WHAT YOU HAVE TO DO:
Read the listing and extract each line that includes the word "Output".

RECORDS FOR PROCESSING:

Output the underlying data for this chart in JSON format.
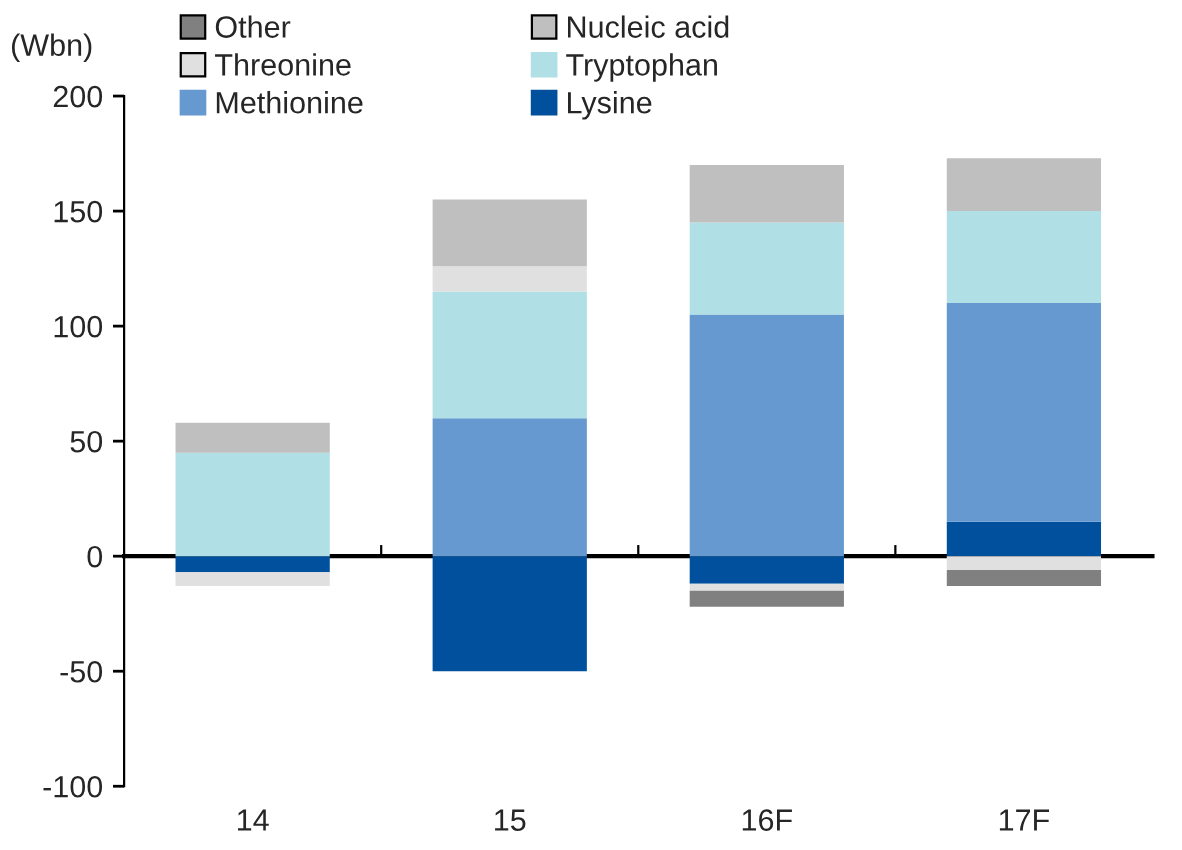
{
  "chart_data": {
    "type": "bar",
    "stacked": true,
    "ylabel": "(Wbn)",
    "categories": [
      "14",
      "15",
      "16F",
      "17F"
    ],
    "series": [
      {
        "name": "Lysine",
        "color": "#00509e",
        "values": [
          -7,
          -50,
          -12,
          15
        ]
      },
      {
        "name": "Methionine",
        "color": "#6699d0",
        "values": [
          0,
          60,
          105,
          95
        ]
      },
      {
        "name": "Tryptophan",
        "color": "#b0dfe5",
        "values": [
          45,
          55,
          40,
          40
        ]
      },
      {
        "name": "Threonine",
        "color": "#e0e0e0",
        "values": [
          -6,
          11,
          -3,
          -6
        ]
      },
      {
        "name": "Nucleic acid",
        "color": "#bfbfbf",
        "values": [
          13,
          29,
          25,
          23
        ]
      },
      {
        "name": "Other",
        "color": "#808080",
        "values": [
          0,
          0,
          -7,
          -7
        ]
      }
    ],
    "ylim": [
      -100,
      200
    ],
    "yticks": [
      -100,
      -50,
      0,
      50,
      100,
      150,
      200
    ],
    "legend": "top left"
  }
}
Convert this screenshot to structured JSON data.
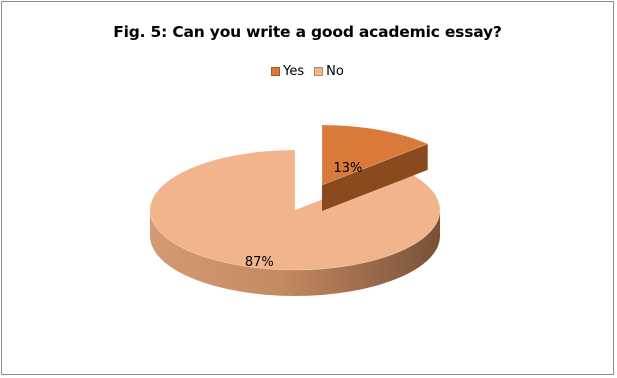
{
  "chart_data": {
    "type": "pie",
    "title": "Fig. 5: Can you write a good academic essay?",
    "categories": [
      "Yes",
      "No"
    ],
    "values": [
      13,
      87
    ],
    "data_labels": [
      "13%",
      "87%"
    ],
    "colors": [
      "#D9793A",
      "#F2B48C"
    ],
    "legend_position": "top",
    "legend": [
      {
        "label": "Yes",
        "color": "#D9793A"
      },
      {
        "label": "No",
        "color": "#F2B48C"
      }
    ]
  }
}
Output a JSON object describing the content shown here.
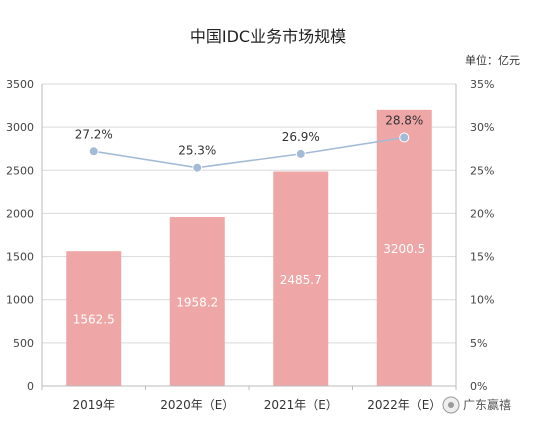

EXPECTED ANSWER:
Output the underlying data for this chart in JSON format.
Output a JSON object describing the content shown here.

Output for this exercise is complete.